Your task is to print the material below exactly as presented.

### Items from a dataset

>> start

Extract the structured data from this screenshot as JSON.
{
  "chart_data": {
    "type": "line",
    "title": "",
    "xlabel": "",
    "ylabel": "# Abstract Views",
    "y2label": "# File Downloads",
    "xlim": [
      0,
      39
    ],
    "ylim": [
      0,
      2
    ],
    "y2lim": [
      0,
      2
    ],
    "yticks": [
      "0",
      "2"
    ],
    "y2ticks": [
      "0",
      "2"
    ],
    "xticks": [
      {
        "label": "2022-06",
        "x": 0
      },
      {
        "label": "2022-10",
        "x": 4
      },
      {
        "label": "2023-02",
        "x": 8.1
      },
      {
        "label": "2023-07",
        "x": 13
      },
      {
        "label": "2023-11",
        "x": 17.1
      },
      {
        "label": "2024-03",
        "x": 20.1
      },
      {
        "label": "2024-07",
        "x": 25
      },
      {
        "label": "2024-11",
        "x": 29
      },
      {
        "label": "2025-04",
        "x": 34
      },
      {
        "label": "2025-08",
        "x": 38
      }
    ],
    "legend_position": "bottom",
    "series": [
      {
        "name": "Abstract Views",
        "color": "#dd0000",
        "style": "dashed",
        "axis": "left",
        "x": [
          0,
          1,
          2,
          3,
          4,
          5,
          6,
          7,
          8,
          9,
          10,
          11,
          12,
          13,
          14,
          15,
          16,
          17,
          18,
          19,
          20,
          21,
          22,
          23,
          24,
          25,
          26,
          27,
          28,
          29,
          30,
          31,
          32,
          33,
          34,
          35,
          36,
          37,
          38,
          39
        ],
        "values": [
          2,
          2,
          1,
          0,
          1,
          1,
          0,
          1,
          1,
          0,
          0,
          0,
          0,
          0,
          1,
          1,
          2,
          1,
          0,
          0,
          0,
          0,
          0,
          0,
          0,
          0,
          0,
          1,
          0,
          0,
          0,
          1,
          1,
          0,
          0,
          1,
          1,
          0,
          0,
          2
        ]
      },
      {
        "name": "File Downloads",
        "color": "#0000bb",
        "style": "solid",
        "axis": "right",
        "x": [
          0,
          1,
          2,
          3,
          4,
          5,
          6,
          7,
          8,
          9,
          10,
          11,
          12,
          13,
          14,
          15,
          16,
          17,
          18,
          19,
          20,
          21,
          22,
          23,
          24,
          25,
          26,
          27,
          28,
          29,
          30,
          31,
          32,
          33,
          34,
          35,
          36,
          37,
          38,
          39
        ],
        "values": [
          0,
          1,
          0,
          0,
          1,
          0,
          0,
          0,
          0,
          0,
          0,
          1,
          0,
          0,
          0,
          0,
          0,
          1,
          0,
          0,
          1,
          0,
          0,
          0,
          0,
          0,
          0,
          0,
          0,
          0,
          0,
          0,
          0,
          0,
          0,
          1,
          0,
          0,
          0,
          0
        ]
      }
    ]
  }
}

>> end

### Solution for this task
Extract the structured data from this screenshot as JSON.
{
  "chart_data": {
    "type": "line",
    "title": "",
    "xlabel": "",
    "ylabel": "# Abstract Views",
    "y2label": "# File Downloads",
    "xlim": [
      0,
      39
    ],
    "ylim": [
      0,
      2
    ],
    "y2lim": [
      0,
      2
    ],
    "yticks": [
      "0",
      "2"
    ],
    "y2ticks": [
      "0",
      "2"
    ],
    "xticks": [
      {
        "label": "2022-06",
        "x": 0
      },
      {
        "label": "2022-10",
        "x": 4
      },
      {
        "label": "2023-02",
        "x": 8.1
      },
      {
        "label": "2023-07",
        "x": 13
      },
      {
        "label": "2023-11",
        "x": 17.1
      },
      {
        "label": "2024-03",
        "x": 20.1
      },
      {
        "label": "2024-07",
        "x": 25
      },
      {
        "label": "2024-11",
        "x": 29
      },
      {
        "label": "2025-04",
        "x": 34
      },
      {
        "label": "2025-08",
        "x": 38
      }
    ],
    "legend_position": "bottom",
    "series": [
      {
        "name": "Abstract Views",
        "color": "#dd0000",
        "style": "dashed",
        "axis": "left",
        "x": [
          0,
          1,
          2,
          3,
          4,
          5,
          6,
          7,
          8,
          9,
          10,
          11,
          12,
          13,
          14,
          15,
          16,
          17,
          18,
          19,
          20,
          21,
          22,
          23,
          24,
          25,
          26,
          27,
          28,
          29,
          30,
          31,
          32,
          33,
          34,
          35,
          36,
          37,
          38,
          39
        ],
        "values": [
          2,
          2,
          1,
          0,
          1,
          1,
          0,
          1,
          1,
          0,
          0,
          0,
          0,
          0,
          1,
          1,
          2,
          1,
          0,
          0,
          0,
          0,
          0,
          0,
          0,
          0,
          0,
          1,
          0,
          0,
          0,
          1,
          1,
          0,
          0,
          1,
          1,
          0,
          0,
          2
        ]
      },
      {
        "name": "File Downloads",
        "color": "#0000bb",
        "style": "solid",
        "axis": "right",
        "x": [
          0,
          1,
          2,
          3,
          4,
          5,
          6,
          7,
          8,
          9,
          10,
          11,
          12,
          13,
          14,
          15,
          16,
          17,
          18,
          19,
          20,
          21,
          22,
          23,
          24,
          25,
          26,
          27,
          28,
          29,
          30,
          31,
          32,
          33,
          34,
          35,
          36,
          37,
          38,
          39
        ],
        "values": [
          0,
          1,
          0,
          0,
          1,
          0,
          0,
          0,
          0,
          0,
          0,
          1,
          0,
          0,
          0,
          0,
          0,
          1,
          0,
          0,
          1,
          0,
          0,
          0,
          0,
          0,
          0,
          0,
          0,
          0,
          0,
          0,
          0,
          0,
          0,
          1,
          0,
          0,
          0,
          0
        ]
      }
    ]
  }
}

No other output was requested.